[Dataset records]
+ + + +

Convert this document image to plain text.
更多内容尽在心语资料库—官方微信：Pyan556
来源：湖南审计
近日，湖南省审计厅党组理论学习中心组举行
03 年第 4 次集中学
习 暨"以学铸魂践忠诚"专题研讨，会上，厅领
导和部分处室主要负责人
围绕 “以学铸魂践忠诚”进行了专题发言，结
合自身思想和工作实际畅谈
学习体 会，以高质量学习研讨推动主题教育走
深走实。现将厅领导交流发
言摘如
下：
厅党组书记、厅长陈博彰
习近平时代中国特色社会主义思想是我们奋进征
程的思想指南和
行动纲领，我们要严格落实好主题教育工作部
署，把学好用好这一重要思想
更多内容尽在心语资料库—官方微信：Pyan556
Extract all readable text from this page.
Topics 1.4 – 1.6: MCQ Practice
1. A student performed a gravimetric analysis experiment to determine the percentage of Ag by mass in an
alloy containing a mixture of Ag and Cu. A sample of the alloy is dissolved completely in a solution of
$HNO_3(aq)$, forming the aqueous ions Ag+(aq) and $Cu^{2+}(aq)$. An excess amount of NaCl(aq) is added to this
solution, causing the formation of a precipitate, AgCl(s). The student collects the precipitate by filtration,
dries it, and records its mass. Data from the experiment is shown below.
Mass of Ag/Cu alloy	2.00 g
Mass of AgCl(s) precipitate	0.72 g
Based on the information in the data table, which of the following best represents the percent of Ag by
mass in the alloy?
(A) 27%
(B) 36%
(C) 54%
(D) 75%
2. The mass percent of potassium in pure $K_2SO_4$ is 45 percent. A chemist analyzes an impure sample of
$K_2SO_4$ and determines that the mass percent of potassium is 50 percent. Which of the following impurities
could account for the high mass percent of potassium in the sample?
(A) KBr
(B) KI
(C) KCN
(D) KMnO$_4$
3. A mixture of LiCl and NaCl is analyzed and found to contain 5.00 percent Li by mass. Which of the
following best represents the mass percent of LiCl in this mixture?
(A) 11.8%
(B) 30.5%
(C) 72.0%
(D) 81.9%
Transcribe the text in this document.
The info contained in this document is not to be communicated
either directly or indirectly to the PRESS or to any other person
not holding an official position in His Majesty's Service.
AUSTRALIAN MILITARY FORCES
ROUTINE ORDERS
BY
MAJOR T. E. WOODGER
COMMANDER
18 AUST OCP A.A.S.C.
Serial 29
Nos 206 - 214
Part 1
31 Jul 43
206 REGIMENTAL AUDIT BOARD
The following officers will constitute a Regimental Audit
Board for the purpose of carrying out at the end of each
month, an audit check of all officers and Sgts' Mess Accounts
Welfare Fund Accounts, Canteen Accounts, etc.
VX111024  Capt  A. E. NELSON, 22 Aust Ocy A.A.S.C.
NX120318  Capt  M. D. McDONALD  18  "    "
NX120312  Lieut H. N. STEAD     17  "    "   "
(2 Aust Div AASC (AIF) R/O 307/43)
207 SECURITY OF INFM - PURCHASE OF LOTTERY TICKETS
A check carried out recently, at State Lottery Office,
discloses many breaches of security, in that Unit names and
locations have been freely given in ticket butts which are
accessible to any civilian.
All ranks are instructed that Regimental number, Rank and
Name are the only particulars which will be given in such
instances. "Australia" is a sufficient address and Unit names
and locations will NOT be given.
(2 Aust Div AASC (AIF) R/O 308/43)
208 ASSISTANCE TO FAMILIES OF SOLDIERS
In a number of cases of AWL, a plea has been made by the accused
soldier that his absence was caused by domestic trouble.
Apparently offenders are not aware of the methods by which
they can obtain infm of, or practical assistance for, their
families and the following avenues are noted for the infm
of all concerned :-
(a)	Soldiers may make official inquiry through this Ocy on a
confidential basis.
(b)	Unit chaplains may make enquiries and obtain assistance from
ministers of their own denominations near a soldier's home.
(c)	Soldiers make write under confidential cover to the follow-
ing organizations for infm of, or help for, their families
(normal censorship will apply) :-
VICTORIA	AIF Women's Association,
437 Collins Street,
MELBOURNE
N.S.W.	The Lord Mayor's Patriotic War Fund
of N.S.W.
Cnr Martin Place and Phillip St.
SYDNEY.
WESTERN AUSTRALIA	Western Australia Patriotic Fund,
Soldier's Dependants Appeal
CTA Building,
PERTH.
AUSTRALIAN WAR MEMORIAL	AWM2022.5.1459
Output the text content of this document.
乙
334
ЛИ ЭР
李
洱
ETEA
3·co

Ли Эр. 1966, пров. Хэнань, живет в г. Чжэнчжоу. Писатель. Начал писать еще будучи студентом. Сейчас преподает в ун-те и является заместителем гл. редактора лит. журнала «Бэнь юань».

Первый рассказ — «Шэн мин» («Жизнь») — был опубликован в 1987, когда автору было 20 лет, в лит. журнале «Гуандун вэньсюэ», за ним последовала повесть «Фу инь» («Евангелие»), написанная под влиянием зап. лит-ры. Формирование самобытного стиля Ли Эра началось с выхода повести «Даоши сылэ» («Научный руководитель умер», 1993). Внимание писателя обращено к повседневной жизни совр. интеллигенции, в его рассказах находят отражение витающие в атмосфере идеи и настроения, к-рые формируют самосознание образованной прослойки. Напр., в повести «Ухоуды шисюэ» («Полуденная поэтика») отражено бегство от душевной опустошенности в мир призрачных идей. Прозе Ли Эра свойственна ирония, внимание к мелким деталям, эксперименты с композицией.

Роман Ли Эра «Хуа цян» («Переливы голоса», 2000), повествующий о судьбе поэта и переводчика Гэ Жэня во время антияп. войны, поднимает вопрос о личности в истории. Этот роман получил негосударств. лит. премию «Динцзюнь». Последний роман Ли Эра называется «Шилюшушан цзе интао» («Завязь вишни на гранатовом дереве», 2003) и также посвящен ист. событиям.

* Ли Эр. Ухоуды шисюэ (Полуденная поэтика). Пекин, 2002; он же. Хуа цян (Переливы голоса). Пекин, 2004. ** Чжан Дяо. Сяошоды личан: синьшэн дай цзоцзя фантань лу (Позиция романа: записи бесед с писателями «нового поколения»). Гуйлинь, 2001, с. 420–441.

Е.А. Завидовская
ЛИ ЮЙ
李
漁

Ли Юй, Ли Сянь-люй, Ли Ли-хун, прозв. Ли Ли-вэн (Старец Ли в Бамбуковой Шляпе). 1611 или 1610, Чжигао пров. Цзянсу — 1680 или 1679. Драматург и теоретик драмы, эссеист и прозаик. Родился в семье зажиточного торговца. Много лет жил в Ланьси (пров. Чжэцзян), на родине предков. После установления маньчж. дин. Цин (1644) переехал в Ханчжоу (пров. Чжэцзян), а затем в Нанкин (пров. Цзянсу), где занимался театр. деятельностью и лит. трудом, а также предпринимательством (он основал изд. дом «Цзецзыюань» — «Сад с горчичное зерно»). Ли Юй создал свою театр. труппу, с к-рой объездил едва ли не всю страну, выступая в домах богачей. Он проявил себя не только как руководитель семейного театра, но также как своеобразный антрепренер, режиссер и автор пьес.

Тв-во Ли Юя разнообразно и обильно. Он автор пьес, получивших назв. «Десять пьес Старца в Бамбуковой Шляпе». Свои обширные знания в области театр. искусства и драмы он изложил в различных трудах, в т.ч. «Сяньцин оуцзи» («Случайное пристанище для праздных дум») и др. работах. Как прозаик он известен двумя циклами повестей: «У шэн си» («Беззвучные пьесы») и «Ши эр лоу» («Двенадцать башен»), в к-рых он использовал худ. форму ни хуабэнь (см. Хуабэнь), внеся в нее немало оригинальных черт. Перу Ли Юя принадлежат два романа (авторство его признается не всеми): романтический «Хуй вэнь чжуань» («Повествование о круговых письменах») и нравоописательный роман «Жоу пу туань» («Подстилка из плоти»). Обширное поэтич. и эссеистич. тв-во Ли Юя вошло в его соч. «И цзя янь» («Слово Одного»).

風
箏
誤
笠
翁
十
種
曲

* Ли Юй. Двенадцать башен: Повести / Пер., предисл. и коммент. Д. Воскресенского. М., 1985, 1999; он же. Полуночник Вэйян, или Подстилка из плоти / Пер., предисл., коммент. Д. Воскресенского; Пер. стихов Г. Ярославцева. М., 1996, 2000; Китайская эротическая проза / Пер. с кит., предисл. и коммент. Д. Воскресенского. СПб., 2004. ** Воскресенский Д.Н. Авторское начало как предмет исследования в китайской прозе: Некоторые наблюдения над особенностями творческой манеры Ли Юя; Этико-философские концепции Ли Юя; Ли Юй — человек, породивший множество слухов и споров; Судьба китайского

+ + + +

* [PROBLEM STATEMENT]
Each line of the material that holds the string "sample" counts once; give the total alone.

* [OUTPUT OF THE EXERCISE]
3